-- begin --

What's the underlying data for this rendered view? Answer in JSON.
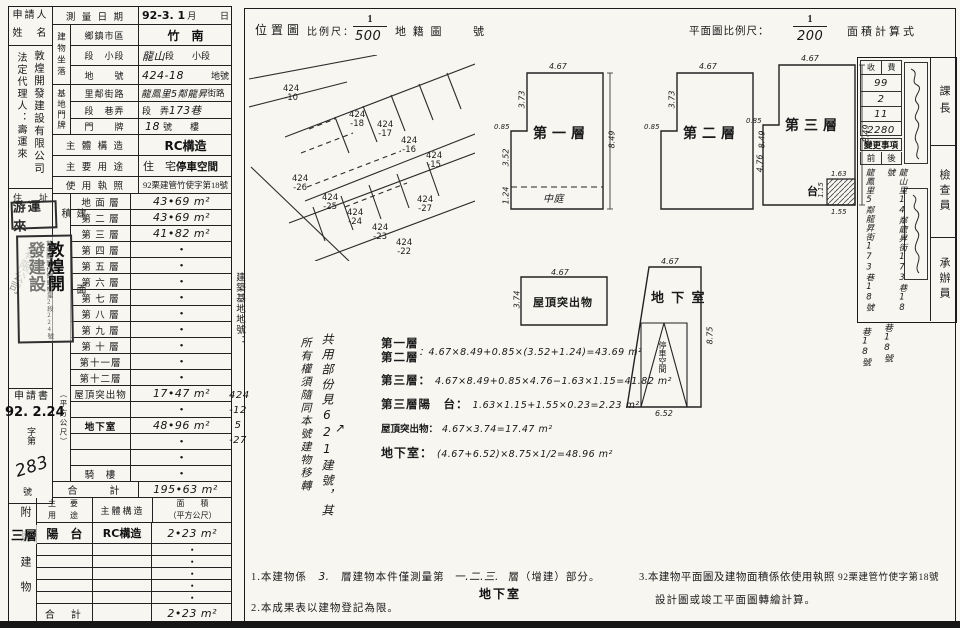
{
  "applicant": {
    "title1": "申請人",
    "title2": "姓　名",
    "company": "敦煌開發建設有限公司",
    "agent": "法定代理人：壽運來",
    "address_label": "住　址",
    "seal_name": "游運來",
    "seal_co_right": "敦煌開",
    "seal_co_left": "發建設",
    "seal_co_addr": "苗栗縣頭份鎮蟠桃里2段224號",
    "seal_faint": "有限公司",
    "application": "申請書",
    "recv_stamp": "92. 2.24",
    "no_prefix": "字第",
    "no_value": "283",
    "no_suffix": "號"
  },
  "survey": {
    "label": "測 量 日 期",
    "stamp": "92-3. 1",
    "month": "月",
    "day": "日"
  },
  "location": {
    "group1": "建物坐落",
    "group2": "基地門牌",
    "rows": [
      {
        "label": "鄉鎮市區",
        "pre": "",
        "hand": "竹　南",
        "post": "",
        "stamp": true
      },
      {
        "label": "段　小段",
        "pre": "",
        "hand": "龍山",
        "post": "段　　小段"
      },
      {
        "label": "地　　號",
        "pre": "",
        "hand": "424-18",
        "post": "　地號"
      },
      {
        "label": "里鄰街路",
        "pre": "",
        "hand": "龍鳳里5鄰龍昇",
        "post": "街路"
      },
      {
        "label": "段　巷弄",
        "pre": "段　弄",
        "hand": "173巷",
        "post": ""
      },
      {
        "label": "門　　牌",
        "pre": "",
        "hand": "18",
        "post": "號　　樓"
      }
    ]
  },
  "structure": {
    "label": "主 體 構 造",
    "value": "RC構造"
  },
  "usage": {
    "label": "主 要 用 途",
    "pre": "住　宅",
    "value": "停車空間"
  },
  "license": {
    "label": "使 用 執 照",
    "value": "92栗建管竹使字第18號"
  },
  "area_section": {
    "col_label_main": "建　面　積",
    "col_label_sub": "（平方公尺）",
    "floors": [
      {
        "label": "地 面 層",
        "value": "43•69 m²",
        "hand": true
      },
      {
        "label": "第 二 層",
        "value": "43•69 m²",
        "hand": true
      },
      {
        "label": "第 三 層",
        "value": "41•82 m²",
        "hand": true
      },
      {
        "label": "第 四 層",
        "value": "•"
      },
      {
        "label": "第 五 層",
        "value": "•"
      },
      {
        "label": "第 六 層",
        "value": "•"
      },
      {
        "label": "第 七 層",
        "value": "•"
      },
      {
        "label": "第 八 層",
        "value": "•"
      },
      {
        "label": "第 九 層",
        "value": "•"
      },
      {
        "label": "第 十 層",
        "value": "•"
      },
      {
        "label": "第十一層",
        "value": "•"
      },
      {
        "label": "第十二層",
        "value": "•"
      },
      {
        "label": "屋頂突出物",
        "value": "17•47 m²",
        "hand": true
      },
      {
        "label": "",
        "value": "•"
      },
      {
        "label": "地下室",
        "value": "48•96 m²",
        "hand": true,
        "stamp": true
      },
      {
        "label": "",
        "value": "•"
      },
      {
        "label": "",
        "value": "•"
      },
      {
        "label": "騎　樓",
        "value": "•"
      }
    ],
    "total_label": "合　　計",
    "total_value": "195•63 m²"
  },
  "annex": {
    "side_label": "附屬建物",
    "floor_hand": "三層",
    "h_use1": "主　要",
    "h_use2": "用　途",
    "h_struct": "主體構造",
    "h_area1": "面　　積",
    "h_area2": "（平方公尺）",
    "row1": {
      "use": "陽　台",
      "struct": "RC構造",
      "area": "2•23 m²"
    },
    "bullets": [
      "•",
      "•",
      "•",
      "•",
      "•"
    ],
    "total_label": "合　計",
    "total_value": "2•23 m²"
  },
  "site_nos": {
    "label": "建築基地地號：",
    "lines": [
      "424",
      "-12",
      "5",
      "-27"
    ]
  },
  "scales": {
    "loc_title": "位置圖",
    "scale_label": "比例尺：",
    "loc_num": "1",
    "loc_den": "500",
    "cad_label": "地 籍 圖",
    "cad_no": "號",
    "plan_label": "平面圖比例尺：",
    "plan_num": "1",
    "plan_den": "200",
    "calc_title": "面積計算式"
  },
  "map": {
    "parcels": [
      {
        "no": "424",
        "sub": "-10",
        "x": 34,
        "y": 30
      },
      {
        "no": "424",
        "sub": "-18",
        "x": 100,
        "y": 56
      },
      {
        "no": "424",
        "sub": "-17",
        "x": 128,
        "y": 66
      },
      {
        "no": "424",
        "sub": "-16",
        "x": 152,
        "y": 82
      },
      {
        "no": "424",
        "sub": "-15",
        "x": 177,
        "y": 97
      },
      {
        "no": "424",
        "sub": "-26",
        "x": 43,
        "y": 120
      },
      {
        "no": "424",
        "sub": "-25",
        "x": 73,
        "y": 139
      },
      {
        "no": "424",
        "sub": "-24",
        "x": 98,
        "y": 154
      },
      {
        "no": "424",
        "sub": "-23",
        "x": 123,
        "y": 169
      },
      {
        "no": "424",
        "sub": "-22",
        "x": 147,
        "y": 184
      },
      {
        "no": "424",
        "sub": "-27",
        "x": 168,
        "y": 141
      }
    ]
  },
  "plans": {
    "floor1": {
      "name": "第一層",
      "top": "4.67",
      "left_upper": "3.73",
      "notch": "0.85",
      "left_mid": "3.52",
      "left_low": "1.24",
      "right": "8.49",
      "court": "中庭"
    },
    "floor2": {
      "name": "第二層",
      "top": "4.67",
      "left_upper": "3.73",
      "notch": "0.85",
      "right": "8.49"
    },
    "floor3": {
      "name": "第三層",
      "top": "4.67",
      "notch": "0.85",
      "left_low": "4.76",
      "right": "8.49",
      "balc_top": "1.63",
      "balc_side": "1.15",
      "balc_bot": "1.55",
      "balc_label": "台"
    },
    "roof": {
      "name": "屋頂突出物",
      "top": "4.67",
      "left": "3.74"
    },
    "basement": {
      "name": "地 下 室",
      "top": "4.67",
      "right": "8.75",
      "bottom": "6.52",
      "inner": "停車空間"
    }
  },
  "calc": {
    "r1a": "第一層",
    "r1b": "第二層",
    "r1f": "：4.67×8.49+0.85×(3.52+1.24)=43.69 m²",
    "r2l": "第三層：",
    "r2f": "4.67×8.49+0.85×4.76−1.63×1.15=41.82 m²",
    "r3l": "第三層陽　台：",
    "r3f": "1.63×1.15+1.55×0.23=2.23 m²",
    "r4l": "屋頂突出物：",
    "r4f": "4.67×3.74=17.47 m²",
    "r5l": "地下室：",
    "r5f": "(4.67+6.52)×8.75×1/2=48.96 m²"
  },
  "shared_note": {
    "col_right": "共用部份見621建號，其",
    "col_left": "所有權須隨同本號建物移轉",
    "arrow": "↗"
  },
  "footnotes": {
    "n1a": "1.本建物係",
    "n1h1": "3.",
    "n1b": "層建物本件僅測量第",
    "n1h2": "一.二.三.",
    "n1c": "層（增建）部分。",
    "n1d": "地下室",
    "n2": "2.本成果表以建物登記為限。",
    "n3a": "3.本建物平面圖及建物面積係依使用執照",
    "n3no": "92栗建管竹使字第18號",
    "n3b": "設計圖或竣工平面圖轉繪計算。"
  },
  "review": {
    "titles": [
      "課長",
      "檢查員",
      "承辦員"
    ],
    "fee_h1": "收",
    "fee_h2": "費",
    "fee_values": [
      "99",
      "2",
      "11",
      "2280"
    ],
    "change_label": "變更事項",
    "before": "前",
    "after": "後",
    "before_addr": "龍鳳里5鄰龍昇街173巷18號",
    "after_addr": "龍山里14鄰龍昇街173巷18號",
    "tail1": "巷18號",
    "tail2": "巷18號"
  }
}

-- end --

**DIRECTIONS:**
Reproduce the records verbatim, omitting all images they contain.

**RESULT BELOW:**
What's the underlying data for this rendered view? Answer in JSON.
{
  "applicant": {
    "title1": "申請人",
    "title2": "姓　名",
    "company": "敦煌開發建設有限公司",
    "agent": "法定代理人：壽運來",
    "address_label": "住　址",
    "seal_name": "游運來",
    "seal_co_right": "敦煌開",
    "seal_co_left": "發建設",
    "seal_co_addr": "苗栗縣頭份鎮蟠桃里2段224號",
    "seal_faint": "有限公司",
    "application": "申請書",
    "recv_stamp": "92. 2.24",
    "no_prefix": "字第",
    "no_value": "283",
    "no_suffix": "號"
  },
  "survey": {
    "label": "測 量 日 期",
    "stamp": "92-3. 1",
    "month": "月",
    "day": "日"
  },
  "location": {
    "group1": "建物坐落",
    "group2": "基地門牌",
    "rows": [
      {
        "label": "鄉鎮市區",
        "pre": "",
        "hand": "竹　南",
        "post": "",
        "stamp": true
      },
      {
        "label": "段　小段",
        "pre": "",
        "hand": "龍山",
        "post": "段　　小段"
      },
      {
        "label": "地　　號",
        "pre": "",
        "hand": "424-18",
        "post": "　地號"
      },
      {
        "label": "里鄰街路",
        "pre": "",
        "hand": "龍鳳里5鄰龍昇",
        "post": "街路"
      },
      {
        "label": "段　巷弄",
        "pre": "段　弄",
        "hand": "173巷",
        "post": ""
      },
      {
        "label": "門　　牌",
        "pre": "",
        "hand": "18",
        "post": "號　　樓"
      }
    ]
  },
  "structure": {
    "label": "主 體 構 造",
    "value": "RC構造"
  },
  "usage": {
    "label": "主 要 用 途",
    "pre": "住　宅",
    "value": "停車空間"
  },
  "license": {
    "label": "使 用 執 照",
    "value": "92栗建管竹使字第18號"
  },
  "area_section": {
    "col_label_main": "建　面　積",
    "col_label_sub": "（平方公尺）",
    "floors": [
      {
        "label": "地 面 層",
        "value": "43•69 m²",
        "hand": true
      },
      {
        "label": "第 二 層",
        "value": "43•69 m²",
        "hand": true
      },
      {
        "label": "第 三 層",
        "value": "41•82 m²",
        "hand": true
      },
      {
        "label": "第 四 層",
        "value": "•"
      },
      {
        "label": "第 五 層",
        "value": "•"
      },
      {
        "label": "第 六 層",
        "value": "•"
      },
      {
        "label": "第 七 層",
        "value": "•"
      },
      {
        "label": "第 八 層",
        "value": "•"
      },
      {
        "label": "第 九 層",
        "value": "•"
      },
      {
        "label": "第 十 層",
        "value": "•"
      },
      {
        "label": "第十一層",
        "value": "•"
      },
      {
        "label": "第十二層",
        "value": "•"
      },
      {
        "label": "屋頂突出物",
        "value": "17•47 m²",
        "hand": true
      },
      {
        "label": "",
        "value": "•"
      },
      {
        "label": "地下室",
        "value": "48•96 m²",
        "hand": true,
        "stamp": true
      },
      {
        "label": "",
        "value": "•"
      },
      {
        "label": "",
        "value": "•"
      },
      {
        "label": "騎　樓",
        "value": "•"
      }
    ],
    "total_label": "合　　計",
    "total_value": "195•63 m²"
  },
  "annex": {
    "side_label": "附屬建物",
    "floor_hand": "三層",
    "h_use1": "主　要",
    "h_use2": "用　途",
    "h_struct": "主體構造",
    "h_area1": "面　　積",
    "h_area2": "（平方公尺）",
    "row1": {
      "use": "陽　台",
      "struct": "RC構造",
      "area": "2•23 m²"
    },
    "bullets": [
      "•",
      "•",
      "•",
      "•",
      "•"
    ],
    "total_label": "合　計",
    "total_value": "2•23 m²"
  },
  "site_nos": {
    "label": "建築基地地號：",
    "lines": [
      "424",
      "-12",
      "5",
      "-27"
    ]
  },
  "scales": {
    "loc_title": "位置圖",
    "scale_label": "比例尺：",
    "loc_num": "1",
    "loc_den": "500",
    "cad_label": "地 籍 圖",
    "cad_no": "號",
    "plan_label": "平面圖比例尺：",
    "plan_num": "1",
    "plan_den": "200",
    "calc_title": "面積計算式"
  },
  "map": {
    "parcels": [
      {
        "no": "424",
        "sub": "-10",
        "x": 34,
        "y": 30
      },
      {
        "no": "424",
        "sub": "-18",
        "x": 100,
        "y": 56
      },
      {
        "no": "424",
        "sub": "-17",
        "x": 128,
        "y": 66
      },
      {
        "no": "424",
        "sub": "-16",
        "x": 152,
        "y": 82
      },
      {
        "no": "424",
        "sub": "-15",
        "x": 177,
        "y": 97
      },
      {
        "no": "424",
        "sub": "-26",
        "x": 43,
        "y": 120
      },
      {
        "no": "424",
        "sub": "-25",
        "x": 73,
        "y": 139
      },
      {
        "no": "424",
        "sub": "-24",
        "x": 98,
        "y": 154
      },
      {
        "no": "424",
        "sub": "-23",
        "x": 123,
        "y": 169
      },
      {
        "no": "424",
        "sub": "-22",
        "x": 147,
        "y": 184
      },
      {
        "no": "424",
        "sub": "-27",
        "x": 168,
        "y": 141
      }
    ]
  },
  "plans": {
    "floor1": {
      "name": "第一層",
      "top": "4.67",
      "left_upper": "3.73",
      "notch": "0.85",
      "left_mid": "3.52",
      "left_low": "1.24",
      "right": "8.49",
      "court": "中庭"
    },
    "floor2": {
      "name": "第二層",
      "top": "4.67",
      "left_upper": "3.73",
      "notch": "0.85",
      "right": "8.49"
    },
    "floor3": {
      "name": "第三層",
      "top": "4.67",
      "notch": "0.85",
      "left_low": "4.76",
      "right": "8.49",
      "balc_top": "1.63",
      "balc_side": "1.15",
      "balc_bot": "1.55",
      "balc_label": "台"
    },
    "roof": {
      "name": "屋頂突出物",
      "top": "4.67",
      "left": "3.74"
    },
    "basement": {
      "name": "地 下 室",
      "top": "4.67",
      "right": "8.75",
      "bottom": "6.52",
      "inner": "停車空間"
    }
  },
  "calc": {
    "r1a": "第一層",
    "r1b": "第二層",
    "r1f": "：4.67×8.49+0.85×(3.52+1.24)=43.69 m²",
    "r2l": "第三層：",
    "r2f": "4.67×8.49+0.85×4.76−1.63×1.15=41.82 m²",
    "r3l": "第三層陽　台：",
    "r3f": "1.63×1.15+1.55×0.23=2.23 m²",
    "r4l": "屋頂突出物：",
    "r4f": "4.67×3.74=17.47 m²",
    "r5l": "地下室：",
    "r5f": "(4.67+6.52)×8.75×1/2=48.96 m²"
  },
  "shared_note": {
    "col_right": "共用部份見621建號，其",
    "col_left": "所有權須隨同本號建物移轉",
    "arrow": "↗"
  },
  "footnotes": {
    "n1a": "1.本建物係",
    "n1h1": "3.",
    "n1b": "層建物本件僅測量第",
    "n1h2": "一.二.三.",
    "n1c": "層（增建）部分。",
    "n1d": "地下室",
    "n2": "2.本成果表以建物登記為限。",
    "n3a": "3.本建物平面圖及建物面積係依使用執照",
    "n3no": "92栗建管竹使字第18號",
    "n3b": "設計圖或竣工平面圖轉繪計算。"
  },
  "review": {
    "titles": [
      "課長",
      "檢查員",
      "承辦員"
    ],
    "fee_h1": "收",
    "fee_h2": "費",
    "fee_values": [
      "99",
      "2",
      "11",
      "2280"
    ],
    "change_label": "變更事項",
    "before": "前",
    "after": "後",
    "before_addr": "龍鳳里5鄰龍昇街173巷18號",
    "after_addr": "龍山里14鄰龍昇街173巷18號",
    "tail1": "巷18號",
    "tail2": "巷18號"
  }
}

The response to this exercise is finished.